> Set problem: Check every line below for the word "name" and copy the ones that have it.

───── Material for this exercise ─────

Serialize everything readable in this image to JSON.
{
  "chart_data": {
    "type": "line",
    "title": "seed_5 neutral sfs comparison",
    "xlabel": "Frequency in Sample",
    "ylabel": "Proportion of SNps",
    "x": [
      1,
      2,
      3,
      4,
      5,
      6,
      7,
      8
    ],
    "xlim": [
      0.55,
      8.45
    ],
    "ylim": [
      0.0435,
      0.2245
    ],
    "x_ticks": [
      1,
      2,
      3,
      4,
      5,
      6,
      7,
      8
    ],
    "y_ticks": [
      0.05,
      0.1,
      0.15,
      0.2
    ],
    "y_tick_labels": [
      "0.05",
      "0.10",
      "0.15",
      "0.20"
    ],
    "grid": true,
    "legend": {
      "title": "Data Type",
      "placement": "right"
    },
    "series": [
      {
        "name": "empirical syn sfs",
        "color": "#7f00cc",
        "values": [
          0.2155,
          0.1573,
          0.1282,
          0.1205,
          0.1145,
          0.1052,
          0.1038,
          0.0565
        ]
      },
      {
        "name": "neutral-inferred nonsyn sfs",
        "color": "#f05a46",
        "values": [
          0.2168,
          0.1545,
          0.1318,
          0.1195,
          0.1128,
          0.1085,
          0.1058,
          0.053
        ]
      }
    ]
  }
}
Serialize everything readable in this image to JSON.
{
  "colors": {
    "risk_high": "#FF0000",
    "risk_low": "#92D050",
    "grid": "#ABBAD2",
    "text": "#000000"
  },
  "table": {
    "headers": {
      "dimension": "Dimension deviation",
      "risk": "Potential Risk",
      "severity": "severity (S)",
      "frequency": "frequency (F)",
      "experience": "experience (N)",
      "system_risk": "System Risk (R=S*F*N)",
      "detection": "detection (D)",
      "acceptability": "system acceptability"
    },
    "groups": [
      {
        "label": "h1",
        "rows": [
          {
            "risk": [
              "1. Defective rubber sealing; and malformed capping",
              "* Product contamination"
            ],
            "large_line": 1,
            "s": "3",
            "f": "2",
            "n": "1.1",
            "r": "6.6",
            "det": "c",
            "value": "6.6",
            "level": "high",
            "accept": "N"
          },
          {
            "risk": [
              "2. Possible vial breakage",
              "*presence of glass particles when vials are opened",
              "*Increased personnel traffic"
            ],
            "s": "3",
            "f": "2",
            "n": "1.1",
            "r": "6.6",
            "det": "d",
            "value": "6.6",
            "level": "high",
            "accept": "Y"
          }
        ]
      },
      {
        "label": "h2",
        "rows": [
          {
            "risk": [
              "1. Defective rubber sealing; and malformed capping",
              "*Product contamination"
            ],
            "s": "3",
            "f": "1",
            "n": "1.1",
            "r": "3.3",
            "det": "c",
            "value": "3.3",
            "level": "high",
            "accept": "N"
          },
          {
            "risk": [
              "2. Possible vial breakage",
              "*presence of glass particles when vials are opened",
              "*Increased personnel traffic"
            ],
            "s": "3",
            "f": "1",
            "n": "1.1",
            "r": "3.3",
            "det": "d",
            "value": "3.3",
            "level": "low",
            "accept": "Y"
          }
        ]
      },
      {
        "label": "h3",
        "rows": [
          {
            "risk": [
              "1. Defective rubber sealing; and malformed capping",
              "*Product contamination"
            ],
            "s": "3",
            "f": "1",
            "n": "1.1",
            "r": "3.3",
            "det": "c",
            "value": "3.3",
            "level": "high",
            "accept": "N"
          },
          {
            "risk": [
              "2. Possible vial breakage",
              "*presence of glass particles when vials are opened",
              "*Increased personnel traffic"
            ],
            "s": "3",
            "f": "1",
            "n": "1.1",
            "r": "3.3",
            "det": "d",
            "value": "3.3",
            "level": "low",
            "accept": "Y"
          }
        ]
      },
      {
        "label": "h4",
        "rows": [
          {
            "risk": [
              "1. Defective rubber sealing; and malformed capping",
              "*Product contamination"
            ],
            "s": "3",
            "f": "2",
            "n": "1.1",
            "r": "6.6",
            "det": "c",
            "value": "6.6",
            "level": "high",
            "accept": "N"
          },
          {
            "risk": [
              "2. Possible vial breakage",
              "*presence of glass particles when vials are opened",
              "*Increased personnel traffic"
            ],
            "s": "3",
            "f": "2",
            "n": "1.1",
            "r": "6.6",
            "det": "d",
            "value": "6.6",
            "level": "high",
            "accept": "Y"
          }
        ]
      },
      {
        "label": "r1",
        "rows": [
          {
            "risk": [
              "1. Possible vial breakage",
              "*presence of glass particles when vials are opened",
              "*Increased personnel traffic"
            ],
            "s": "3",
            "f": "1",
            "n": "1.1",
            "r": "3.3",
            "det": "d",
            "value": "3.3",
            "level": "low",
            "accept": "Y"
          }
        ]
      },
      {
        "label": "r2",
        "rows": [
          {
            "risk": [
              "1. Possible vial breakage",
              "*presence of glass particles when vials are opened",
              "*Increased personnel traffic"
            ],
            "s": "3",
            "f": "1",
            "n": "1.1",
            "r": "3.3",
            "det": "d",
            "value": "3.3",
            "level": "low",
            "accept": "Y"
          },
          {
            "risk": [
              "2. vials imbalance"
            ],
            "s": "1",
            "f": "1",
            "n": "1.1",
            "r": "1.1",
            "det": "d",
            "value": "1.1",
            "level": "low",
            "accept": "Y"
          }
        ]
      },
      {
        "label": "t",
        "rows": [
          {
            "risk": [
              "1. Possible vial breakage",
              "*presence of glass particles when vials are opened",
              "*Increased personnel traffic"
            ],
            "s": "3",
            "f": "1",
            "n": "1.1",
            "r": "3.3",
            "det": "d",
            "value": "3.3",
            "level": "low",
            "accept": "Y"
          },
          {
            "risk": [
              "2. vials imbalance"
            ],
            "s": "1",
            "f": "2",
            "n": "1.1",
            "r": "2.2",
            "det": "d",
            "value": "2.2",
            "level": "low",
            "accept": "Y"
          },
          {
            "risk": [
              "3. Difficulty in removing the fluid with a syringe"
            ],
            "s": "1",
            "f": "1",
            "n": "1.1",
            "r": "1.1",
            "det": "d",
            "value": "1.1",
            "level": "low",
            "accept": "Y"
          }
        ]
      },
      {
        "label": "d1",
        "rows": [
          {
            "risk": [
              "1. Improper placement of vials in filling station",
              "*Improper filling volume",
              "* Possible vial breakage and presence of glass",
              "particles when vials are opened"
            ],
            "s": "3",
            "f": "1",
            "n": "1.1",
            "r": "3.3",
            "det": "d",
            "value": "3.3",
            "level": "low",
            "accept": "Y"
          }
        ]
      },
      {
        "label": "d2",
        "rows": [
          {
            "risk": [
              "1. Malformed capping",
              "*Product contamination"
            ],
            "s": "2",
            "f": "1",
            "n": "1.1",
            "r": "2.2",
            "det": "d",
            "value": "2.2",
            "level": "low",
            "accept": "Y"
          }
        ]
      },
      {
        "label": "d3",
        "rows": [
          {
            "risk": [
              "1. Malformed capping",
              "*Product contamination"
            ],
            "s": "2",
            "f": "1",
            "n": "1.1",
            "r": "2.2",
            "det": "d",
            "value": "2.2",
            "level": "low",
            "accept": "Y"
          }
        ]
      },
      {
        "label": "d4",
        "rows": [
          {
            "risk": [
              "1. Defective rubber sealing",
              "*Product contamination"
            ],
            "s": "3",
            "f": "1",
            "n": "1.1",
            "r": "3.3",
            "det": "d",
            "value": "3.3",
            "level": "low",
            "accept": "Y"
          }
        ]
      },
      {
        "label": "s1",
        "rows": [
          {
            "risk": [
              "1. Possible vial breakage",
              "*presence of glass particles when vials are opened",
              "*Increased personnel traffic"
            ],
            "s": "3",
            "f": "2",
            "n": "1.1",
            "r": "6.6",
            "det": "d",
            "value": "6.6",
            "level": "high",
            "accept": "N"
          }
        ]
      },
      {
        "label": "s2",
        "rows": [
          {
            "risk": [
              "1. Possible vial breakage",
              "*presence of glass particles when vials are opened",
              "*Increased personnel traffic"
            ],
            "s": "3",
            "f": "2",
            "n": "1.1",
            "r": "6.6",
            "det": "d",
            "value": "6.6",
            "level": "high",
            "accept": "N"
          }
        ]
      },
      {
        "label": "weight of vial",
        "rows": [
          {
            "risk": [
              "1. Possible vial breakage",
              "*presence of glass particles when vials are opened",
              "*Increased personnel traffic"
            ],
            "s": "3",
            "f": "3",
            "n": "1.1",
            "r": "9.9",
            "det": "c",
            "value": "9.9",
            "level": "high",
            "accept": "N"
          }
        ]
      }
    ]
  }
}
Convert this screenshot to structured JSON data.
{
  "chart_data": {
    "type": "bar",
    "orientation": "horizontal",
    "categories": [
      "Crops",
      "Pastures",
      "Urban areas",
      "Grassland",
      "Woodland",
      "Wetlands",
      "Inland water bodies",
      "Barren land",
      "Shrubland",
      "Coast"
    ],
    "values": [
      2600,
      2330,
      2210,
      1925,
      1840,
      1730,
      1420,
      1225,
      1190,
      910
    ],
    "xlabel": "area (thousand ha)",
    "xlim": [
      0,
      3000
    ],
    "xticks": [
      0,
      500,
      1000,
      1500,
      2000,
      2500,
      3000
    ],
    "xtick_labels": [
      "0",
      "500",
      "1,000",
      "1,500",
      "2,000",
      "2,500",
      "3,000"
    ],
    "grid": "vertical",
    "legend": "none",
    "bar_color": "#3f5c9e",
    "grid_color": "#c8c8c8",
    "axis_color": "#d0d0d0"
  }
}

─────

> Solution to this problem:
        "name": "empirical syn sfs",
        "name": "neutral-inferred nonsyn sfs",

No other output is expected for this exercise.